— TASK GOAL —
Extract all data as written.

— ENTRIES SHOWN —
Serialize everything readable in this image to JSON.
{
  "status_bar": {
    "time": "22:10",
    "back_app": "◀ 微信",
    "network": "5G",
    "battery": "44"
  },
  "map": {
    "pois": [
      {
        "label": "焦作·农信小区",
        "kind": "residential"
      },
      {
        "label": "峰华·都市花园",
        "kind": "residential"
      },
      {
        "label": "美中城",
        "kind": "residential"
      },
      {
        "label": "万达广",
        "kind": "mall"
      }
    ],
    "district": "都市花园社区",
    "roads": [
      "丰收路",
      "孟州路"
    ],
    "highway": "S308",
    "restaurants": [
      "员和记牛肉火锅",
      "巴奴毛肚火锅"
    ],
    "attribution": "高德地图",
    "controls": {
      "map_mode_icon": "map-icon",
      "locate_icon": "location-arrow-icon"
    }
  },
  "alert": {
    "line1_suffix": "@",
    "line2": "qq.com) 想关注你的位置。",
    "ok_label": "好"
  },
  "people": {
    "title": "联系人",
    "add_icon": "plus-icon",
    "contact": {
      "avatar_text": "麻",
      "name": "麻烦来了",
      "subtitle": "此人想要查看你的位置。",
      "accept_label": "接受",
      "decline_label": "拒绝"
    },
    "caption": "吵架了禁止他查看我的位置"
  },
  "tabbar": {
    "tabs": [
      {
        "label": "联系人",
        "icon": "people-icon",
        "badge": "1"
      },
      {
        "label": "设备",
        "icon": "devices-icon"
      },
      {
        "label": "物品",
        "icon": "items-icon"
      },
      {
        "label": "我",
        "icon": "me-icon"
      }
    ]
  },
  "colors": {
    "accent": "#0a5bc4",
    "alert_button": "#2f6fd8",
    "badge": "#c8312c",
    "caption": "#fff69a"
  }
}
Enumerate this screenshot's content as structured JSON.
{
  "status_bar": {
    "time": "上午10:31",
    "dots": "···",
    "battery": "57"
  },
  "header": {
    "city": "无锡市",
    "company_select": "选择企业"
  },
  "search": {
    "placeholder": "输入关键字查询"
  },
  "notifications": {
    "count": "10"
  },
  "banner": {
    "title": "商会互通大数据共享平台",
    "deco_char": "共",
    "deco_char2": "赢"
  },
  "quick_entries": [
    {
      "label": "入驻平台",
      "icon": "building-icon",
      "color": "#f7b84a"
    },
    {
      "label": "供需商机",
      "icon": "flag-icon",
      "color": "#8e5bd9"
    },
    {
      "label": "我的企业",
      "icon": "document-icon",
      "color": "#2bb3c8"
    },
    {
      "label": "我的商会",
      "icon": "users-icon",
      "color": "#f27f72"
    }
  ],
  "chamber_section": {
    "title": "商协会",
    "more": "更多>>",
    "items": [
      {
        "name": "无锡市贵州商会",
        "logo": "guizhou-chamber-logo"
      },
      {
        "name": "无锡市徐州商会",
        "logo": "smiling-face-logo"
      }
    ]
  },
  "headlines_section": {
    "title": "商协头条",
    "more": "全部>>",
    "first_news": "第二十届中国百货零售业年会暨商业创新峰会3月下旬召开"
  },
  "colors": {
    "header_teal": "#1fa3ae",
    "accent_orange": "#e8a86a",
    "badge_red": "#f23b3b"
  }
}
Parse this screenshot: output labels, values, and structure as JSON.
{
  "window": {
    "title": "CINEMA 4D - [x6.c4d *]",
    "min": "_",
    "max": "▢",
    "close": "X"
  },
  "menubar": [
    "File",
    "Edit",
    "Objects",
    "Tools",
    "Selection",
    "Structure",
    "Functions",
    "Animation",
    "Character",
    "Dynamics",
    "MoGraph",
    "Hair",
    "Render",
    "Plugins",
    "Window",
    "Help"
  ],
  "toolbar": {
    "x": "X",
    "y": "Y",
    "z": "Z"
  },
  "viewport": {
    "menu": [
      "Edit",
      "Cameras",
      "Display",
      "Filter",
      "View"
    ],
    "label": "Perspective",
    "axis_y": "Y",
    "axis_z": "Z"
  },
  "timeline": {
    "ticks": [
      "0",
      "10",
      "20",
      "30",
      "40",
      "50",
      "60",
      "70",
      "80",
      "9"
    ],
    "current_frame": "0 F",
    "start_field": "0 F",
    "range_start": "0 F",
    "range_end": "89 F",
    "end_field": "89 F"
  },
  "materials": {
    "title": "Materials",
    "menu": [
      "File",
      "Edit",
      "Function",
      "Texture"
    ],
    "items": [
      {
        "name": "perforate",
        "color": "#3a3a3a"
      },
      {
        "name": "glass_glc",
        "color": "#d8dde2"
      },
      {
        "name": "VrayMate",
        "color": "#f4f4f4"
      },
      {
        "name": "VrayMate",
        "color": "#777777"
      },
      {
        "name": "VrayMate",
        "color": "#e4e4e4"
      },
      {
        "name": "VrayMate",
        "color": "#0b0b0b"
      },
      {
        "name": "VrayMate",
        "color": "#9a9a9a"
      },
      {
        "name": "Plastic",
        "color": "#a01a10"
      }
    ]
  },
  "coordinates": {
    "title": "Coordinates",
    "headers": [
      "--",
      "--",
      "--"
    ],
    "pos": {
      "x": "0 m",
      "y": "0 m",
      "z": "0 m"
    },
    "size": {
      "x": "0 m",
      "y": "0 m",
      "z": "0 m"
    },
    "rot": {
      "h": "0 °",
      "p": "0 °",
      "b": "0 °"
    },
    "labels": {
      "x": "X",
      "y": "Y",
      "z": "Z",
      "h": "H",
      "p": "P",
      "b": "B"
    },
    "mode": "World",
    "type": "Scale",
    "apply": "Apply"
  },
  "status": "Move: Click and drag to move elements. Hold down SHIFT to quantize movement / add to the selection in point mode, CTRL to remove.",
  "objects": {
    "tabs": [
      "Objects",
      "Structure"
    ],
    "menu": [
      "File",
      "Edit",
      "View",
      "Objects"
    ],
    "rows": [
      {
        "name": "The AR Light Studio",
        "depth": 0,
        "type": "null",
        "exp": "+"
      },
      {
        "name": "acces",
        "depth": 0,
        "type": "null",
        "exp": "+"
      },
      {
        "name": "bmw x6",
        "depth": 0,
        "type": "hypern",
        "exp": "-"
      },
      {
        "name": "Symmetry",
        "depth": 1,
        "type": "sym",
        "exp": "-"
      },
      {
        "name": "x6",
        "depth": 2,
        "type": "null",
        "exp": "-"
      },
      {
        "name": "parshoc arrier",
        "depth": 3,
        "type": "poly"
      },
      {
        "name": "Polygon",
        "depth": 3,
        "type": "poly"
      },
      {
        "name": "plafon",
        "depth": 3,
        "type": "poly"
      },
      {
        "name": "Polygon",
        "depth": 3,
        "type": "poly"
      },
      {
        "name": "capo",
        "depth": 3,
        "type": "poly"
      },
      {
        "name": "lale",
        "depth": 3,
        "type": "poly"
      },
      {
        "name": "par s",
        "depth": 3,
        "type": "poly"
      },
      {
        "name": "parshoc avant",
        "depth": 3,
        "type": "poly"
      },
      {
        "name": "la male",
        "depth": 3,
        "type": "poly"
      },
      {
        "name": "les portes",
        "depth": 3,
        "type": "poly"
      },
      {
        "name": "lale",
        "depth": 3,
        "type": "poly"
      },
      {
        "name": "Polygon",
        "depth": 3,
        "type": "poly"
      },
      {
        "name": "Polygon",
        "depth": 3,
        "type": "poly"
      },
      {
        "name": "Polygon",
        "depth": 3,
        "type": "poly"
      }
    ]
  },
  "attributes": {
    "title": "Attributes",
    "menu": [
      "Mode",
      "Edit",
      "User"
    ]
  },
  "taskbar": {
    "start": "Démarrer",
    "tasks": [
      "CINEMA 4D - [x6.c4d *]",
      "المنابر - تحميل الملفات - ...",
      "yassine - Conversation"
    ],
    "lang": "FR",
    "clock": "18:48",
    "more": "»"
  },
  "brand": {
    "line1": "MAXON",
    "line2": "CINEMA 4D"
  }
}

— CORRECT ANSWER —
Serialize everything readable in this image to JSON.
{
  "status_bar": {
    "time": "22:10",
    "back_app": "◀ 微信",
    "network": "5G",
    "battery": "44"
  },
  "map": {
    "pois": [
      {
        "label": "焦作·农信小区",
        "kind": "residential"
      },
      {
        "label": "峰华·都市花园",
        "kind": "residential"
      },
      {
        "label": "美中城",
        "kind": "residential"
      },
      {
        "label": "万达广",
        "kind": "mall"
      }
    ],
    "district": "都市花园社区",
    "roads": [
      "丰收路",
      "孟州路"
    ],
    "highway": "S308",
    "restaurants": [
      "员和记牛肉火锅",
      "巴奴毛肚火锅"
    ],
    "attribution": "高德地图",
    "controls": {
      "map_mode_icon": "map-icon",
      "locate_icon": "location-arrow-icon"
    }
  },
  "alert": {
    "line1_suffix": "@",
    "line2": "qq.com) 想关注你的位置。",
    "ok_label": "好"
  },
  "people": {
    "title": "联系人",
    "add_icon": "plus-icon",
    "contact": {
      "avatar_text": "麻",
      "name": "麻烦来了",
      "subtitle": "此人想要查看你的位置。",
      "accept_label": "接受",
      "decline_label": "拒绝"
    },
    "caption": "吵架了禁止他查看我的位置"
  },
  "tabbar": {
    "tabs": [
      {
        "label": "联系人",
        "icon": "people-icon",
        "badge": "1"
      },
      {
        "label": "设备",
        "icon": "devices-icon"
      },
      {
        "label": "物品",
        "icon": "items-icon"
      },
      {
        "label": "我",
        "icon": "me-icon"
      }
    ]
  },
  "colors": {
    "accent": "#0a5bc4",
    "alert_button": "#2f6fd8",
    "badge": "#c8312c",
    "caption": "#fff69a"
  }
}
Enumerate this screenshot's content as structured JSON.
{
  "status_bar": {
    "time": "上午10:31",
    "dots": "···",
    "battery": "57"
  },
  "header": {
    "city": "无锡市",
    "company_select": "选择企业"
  },
  "search": {
    "placeholder": "输入关键字查询"
  },
  "notifications": {
    "count": "10"
  },
  "banner": {
    "title": "商会互通大数据共享平台",
    "deco_char": "共",
    "deco_char2": "赢"
  },
  "quick_entries": [
    {
      "label": "入驻平台",
      "icon": "building-icon",
      "color": "#f7b84a"
    },
    {
      "label": "供需商机",
      "icon": "flag-icon",
      "color": "#8e5bd9"
    },
    {
      "label": "我的企业",
      "icon": "document-icon",
      "color": "#2bb3c8"
    },
    {
      "label": "我的商会",
      "icon": "users-icon",
      "color": "#f27f72"
    }
  ],
  "chamber_section": {
    "title": "商协会",
    "more": "更多>>",
    "items": [
      {
        "name": "无锡市贵州商会",
        "logo": "guizhou-chamber-logo"
      },
      {
        "name": "无锡市徐州商会",
        "logo": "smiling-face-logo"
      }
    ]
  },
  "headlines_section": {
    "title": "商协头条",
    "more": "全部>>",
    "first_news": "第二十届中国百货零售业年会暨商业创新峰会3月下旬召开"
  },
  "colors": {
    "header_teal": "#1fa3ae",
    "accent_orange": "#e8a86a",
    "badge_red": "#f23b3b"
  }
}
Parse this screenshot: output labels, values, and structure as JSON.
{
  "window": {
    "title": "CINEMA 4D - [x6.c4d *]",
    "min": "_",
    "max": "▢",
    "close": "X"
  },
  "menubar": [
    "File",
    "Edit",
    "Objects",
    "Tools",
    "Selection",
    "Structure",
    "Functions",
    "Animation",
    "Character",
    "Dynamics",
    "MoGraph",
    "Hair",
    "Render",
    "Plugins",
    "Window",
    "Help"
  ],
  "toolbar": {
    "x": "X",
    "y": "Y",
    "z": "Z"
  },
  "viewport": {
    "menu": [
      "Edit",
      "Cameras",
      "Display",
      "Filter",
      "View"
    ],
    "label": "Perspective",
    "axis_y": "Y",
    "axis_z": "Z"
  },
  "timeline": {
    "ticks": [
      "0",
      "10",
      "20",
      "30",
      "40",
      "50",
      "60",
      "70",
      "80",
      "9"
    ],
    "current_frame": "0 F",
    "start_field": "0 F",
    "range_start": "0 F",
    "range_end": "89 F",
    "end_field": "89 F"
  },
  "materials": {
    "title": "Materials",
    "menu": [
      "File",
      "Edit",
      "Function",
      "Texture"
    ],
    "items": [
      {
        "name": "perforate",
        "color": "#3a3a3a"
      },
      {
        "name": "glass_glc",
        "color": "#d8dde2"
      },
      {
        "name": "VrayMate",
        "color": "#f4f4f4"
      },
      {
        "name": "VrayMate",
        "color": "#777777"
      },
      {
        "name": "VrayMate",
        "color": "#e4e4e4"
      },
      {
        "name": "VrayMate",
        "color": "#0b0b0b"
      },
      {
        "name": "VrayMate",
        "color": "#9a9a9a"
      },
      {
        "name": "Plastic",
        "color": "#a01a10"
      }
    ]
  },
  "coordinates": {
    "title": "Coordinates",
    "headers": [
      "--",
      "--",
      "--"
    ],
    "pos": {
      "x": "0 m",
      "y": "0 m",
      "z": "0 m"
    },
    "size": {
      "x": "0 m",
      "y": "0 m",
      "z": "0 m"
    },
    "rot": {
      "h": "0 °",
      "p": "0 °",
      "b": "0 °"
    },
    "labels": {
      "x": "X",
      "y": "Y",
      "z": "Z",
      "h": "H",
      "p": "P",
      "b": "B"
    },
    "mode": "World",
    "type": "Scale",
    "apply": "Apply"
  },
  "status": "Move: Click and drag to move elements. Hold down SHIFT to quantize movement / add to the selection in point mode, CTRL to remove.",
  "objects": {
    "tabs": [
      "Objects",
      "Structure"
    ],
    "menu": [
      "File",
      "Edit",
      "View",
      "Objects"
    ],
    "rows": [
      {
        "name": "The AR Light Studio",
        "depth": 0,
        "type": "null",
        "exp": "+"
      },
      {
        "name": "acces",
        "depth": 0,
        "type": "null",
        "exp": "+"
      },
      {
        "name": "bmw x6",
        "depth": 0,
        "type": "hypern",
        "exp": "-"
      },
      {
        "name": "Symmetry",
        "depth": 1,
        "type": "sym",
        "exp": "-"
      },
      {
        "name": "x6",
        "depth": 2,
        "type": "null",
        "exp": "-"
      },
      {
        "name": "parshoc arrier",
        "depth": 3,
        "type": "poly"
      },
      {
        "name": "Polygon",
        "depth": 3,
        "type": "poly"
      },
      {
        "name": "plafon",
        "depth": 3,
        "type": "poly"
      },
      {
        "name": "Polygon",
        "depth": 3,
        "type": "poly"
      },
      {
        "name": "capo",
        "depth": 3,
        "type": "poly"
      },
      {
        "name": "lale",
        "depth": 3,
        "type": "poly"
      },
      {
        "name": "par s",
        "depth": 3,
        "type": "poly"
      },
      {
        "name": "parshoc avant",
        "depth": 3,
        "type": "poly"
      },
      {
        "name": "la male",
        "depth": 3,
        "type": "poly"
      },
      {
        "name": "les portes",
        "depth": 3,
        "type": "poly"
      },
      {
        "name": "lale",
        "depth": 3,
        "type": "poly"
      },
      {
        "name": "Polygon",
        "depth": 3,
        "type": "poly"
      },
      {
        "name": "Polygon",
        "depth": 3,
        "type": "poly"
      },
      {
        "name": "Polygon",
        "depth": 3,
        "type": "poly"
      }
    ]
  },
  "attributes": {
    "title": "Attributes",
    "menu": [
      "Mode",
      "Edit",
      "User"
    ]
  },
  "taskbar": {
    "start": "Démarrer",
    "tasks": [
      "CINEMA 4D - [x6.c4d *]",
      "المنابر - تحميل الملفات - ...",
      "yassine - Conversation"
    ],
    "lang": "FR",
    "clock": "18:48",
    "more": "»"
  },
  "brand": {
    "line1": "MAXON",
    "line2": "CINEMA 4D"
  }
}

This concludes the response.